[Written exercise] Please find all lines in the data that hold the string "JSON" and copy them.

# # # #

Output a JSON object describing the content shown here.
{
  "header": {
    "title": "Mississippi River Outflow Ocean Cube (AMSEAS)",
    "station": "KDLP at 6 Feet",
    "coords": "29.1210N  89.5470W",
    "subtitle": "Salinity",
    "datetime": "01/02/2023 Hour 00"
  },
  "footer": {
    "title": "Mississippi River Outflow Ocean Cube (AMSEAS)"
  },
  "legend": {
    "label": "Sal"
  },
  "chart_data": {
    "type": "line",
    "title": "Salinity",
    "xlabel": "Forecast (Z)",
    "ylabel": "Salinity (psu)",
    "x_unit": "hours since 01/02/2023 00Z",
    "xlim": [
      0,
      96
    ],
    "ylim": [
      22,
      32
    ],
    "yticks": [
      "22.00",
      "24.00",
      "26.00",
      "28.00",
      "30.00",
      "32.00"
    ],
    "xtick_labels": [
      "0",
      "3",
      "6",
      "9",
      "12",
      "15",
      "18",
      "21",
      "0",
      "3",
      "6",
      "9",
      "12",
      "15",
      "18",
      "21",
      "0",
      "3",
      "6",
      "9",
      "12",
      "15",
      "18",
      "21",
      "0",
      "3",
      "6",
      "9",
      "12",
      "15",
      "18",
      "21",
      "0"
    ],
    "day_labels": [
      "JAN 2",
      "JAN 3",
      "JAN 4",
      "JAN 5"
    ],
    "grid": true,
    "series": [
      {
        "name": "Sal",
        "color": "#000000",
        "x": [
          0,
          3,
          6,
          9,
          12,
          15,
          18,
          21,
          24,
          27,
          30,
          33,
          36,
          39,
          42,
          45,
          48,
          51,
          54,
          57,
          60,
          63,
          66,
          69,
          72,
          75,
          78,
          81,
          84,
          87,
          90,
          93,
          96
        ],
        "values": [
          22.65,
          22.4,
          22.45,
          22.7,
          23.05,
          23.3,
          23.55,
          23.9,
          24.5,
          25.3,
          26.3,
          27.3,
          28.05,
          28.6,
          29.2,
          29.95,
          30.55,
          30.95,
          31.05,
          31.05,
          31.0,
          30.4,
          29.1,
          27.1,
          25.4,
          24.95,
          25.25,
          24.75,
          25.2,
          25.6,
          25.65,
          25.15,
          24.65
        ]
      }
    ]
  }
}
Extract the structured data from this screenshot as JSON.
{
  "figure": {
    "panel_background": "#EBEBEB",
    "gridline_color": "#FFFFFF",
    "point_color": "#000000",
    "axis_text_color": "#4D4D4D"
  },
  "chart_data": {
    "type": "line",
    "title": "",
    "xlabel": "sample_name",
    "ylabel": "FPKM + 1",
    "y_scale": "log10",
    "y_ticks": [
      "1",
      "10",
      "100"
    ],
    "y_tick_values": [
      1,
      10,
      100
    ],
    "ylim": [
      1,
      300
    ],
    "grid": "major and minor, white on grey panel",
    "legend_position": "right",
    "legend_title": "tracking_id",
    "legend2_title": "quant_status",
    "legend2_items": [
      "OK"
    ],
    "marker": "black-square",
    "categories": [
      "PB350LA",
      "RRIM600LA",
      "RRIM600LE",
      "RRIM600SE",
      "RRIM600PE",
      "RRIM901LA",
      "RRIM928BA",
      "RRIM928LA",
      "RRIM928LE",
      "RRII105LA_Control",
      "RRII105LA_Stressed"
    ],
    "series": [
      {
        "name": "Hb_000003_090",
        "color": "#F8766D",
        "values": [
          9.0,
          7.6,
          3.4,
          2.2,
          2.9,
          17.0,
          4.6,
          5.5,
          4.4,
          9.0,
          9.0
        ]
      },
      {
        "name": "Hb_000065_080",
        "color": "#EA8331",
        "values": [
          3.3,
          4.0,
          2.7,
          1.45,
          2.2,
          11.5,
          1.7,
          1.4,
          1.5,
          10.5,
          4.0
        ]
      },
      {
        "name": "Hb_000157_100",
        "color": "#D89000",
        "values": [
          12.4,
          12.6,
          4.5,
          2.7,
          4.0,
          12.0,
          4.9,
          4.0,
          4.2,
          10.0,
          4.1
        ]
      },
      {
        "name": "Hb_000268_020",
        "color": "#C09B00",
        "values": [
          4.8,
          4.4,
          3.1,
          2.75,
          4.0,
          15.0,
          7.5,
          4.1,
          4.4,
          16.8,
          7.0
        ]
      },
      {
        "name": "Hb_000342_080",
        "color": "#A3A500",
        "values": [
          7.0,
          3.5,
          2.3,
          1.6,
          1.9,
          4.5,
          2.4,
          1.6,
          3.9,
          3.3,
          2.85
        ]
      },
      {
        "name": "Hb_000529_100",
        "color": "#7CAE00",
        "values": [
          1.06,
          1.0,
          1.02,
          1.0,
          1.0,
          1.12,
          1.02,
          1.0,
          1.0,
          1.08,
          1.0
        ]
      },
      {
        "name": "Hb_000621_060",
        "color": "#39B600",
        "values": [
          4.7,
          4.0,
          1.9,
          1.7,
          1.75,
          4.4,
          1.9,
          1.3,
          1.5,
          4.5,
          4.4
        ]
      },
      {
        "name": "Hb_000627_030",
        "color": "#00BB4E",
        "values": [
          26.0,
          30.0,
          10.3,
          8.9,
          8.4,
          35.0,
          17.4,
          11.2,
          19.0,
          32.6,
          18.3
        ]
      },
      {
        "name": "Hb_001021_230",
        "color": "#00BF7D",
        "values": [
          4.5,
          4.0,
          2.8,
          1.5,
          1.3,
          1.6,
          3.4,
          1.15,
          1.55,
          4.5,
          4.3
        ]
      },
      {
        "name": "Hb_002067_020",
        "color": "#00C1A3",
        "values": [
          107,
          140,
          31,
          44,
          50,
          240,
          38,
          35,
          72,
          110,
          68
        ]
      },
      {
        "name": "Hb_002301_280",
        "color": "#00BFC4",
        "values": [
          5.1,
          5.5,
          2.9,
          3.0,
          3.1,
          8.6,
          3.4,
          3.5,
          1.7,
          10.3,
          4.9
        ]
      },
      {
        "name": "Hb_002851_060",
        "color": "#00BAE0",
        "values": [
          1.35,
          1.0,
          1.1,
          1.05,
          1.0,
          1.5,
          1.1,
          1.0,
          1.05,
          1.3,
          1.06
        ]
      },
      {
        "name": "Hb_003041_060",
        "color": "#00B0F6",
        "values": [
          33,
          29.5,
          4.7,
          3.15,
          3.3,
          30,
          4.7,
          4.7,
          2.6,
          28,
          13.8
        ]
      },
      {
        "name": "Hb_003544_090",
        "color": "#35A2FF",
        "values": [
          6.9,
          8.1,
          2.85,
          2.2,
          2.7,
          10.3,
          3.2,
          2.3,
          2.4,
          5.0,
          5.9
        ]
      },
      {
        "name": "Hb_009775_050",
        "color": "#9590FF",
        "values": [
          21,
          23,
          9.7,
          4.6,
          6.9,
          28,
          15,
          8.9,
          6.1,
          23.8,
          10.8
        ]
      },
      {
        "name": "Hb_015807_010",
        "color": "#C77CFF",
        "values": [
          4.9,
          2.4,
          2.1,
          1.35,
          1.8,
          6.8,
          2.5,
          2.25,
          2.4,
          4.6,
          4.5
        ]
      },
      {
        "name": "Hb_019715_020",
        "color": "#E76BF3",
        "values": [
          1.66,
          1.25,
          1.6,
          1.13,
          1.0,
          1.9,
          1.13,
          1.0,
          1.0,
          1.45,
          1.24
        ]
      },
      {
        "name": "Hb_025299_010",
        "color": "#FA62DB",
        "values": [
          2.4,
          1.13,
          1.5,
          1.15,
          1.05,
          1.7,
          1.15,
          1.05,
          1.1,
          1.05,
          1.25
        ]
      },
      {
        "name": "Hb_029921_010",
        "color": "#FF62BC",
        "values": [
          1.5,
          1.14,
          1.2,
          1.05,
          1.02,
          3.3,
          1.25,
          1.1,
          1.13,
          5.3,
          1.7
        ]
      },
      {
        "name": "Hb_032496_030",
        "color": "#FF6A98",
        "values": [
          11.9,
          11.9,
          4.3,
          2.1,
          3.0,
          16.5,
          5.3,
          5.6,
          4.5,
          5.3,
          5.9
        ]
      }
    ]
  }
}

# # # #

[Written answer]
Output a JSON object describing the content shown here.
Extract the structured data from this screenshot as JSON.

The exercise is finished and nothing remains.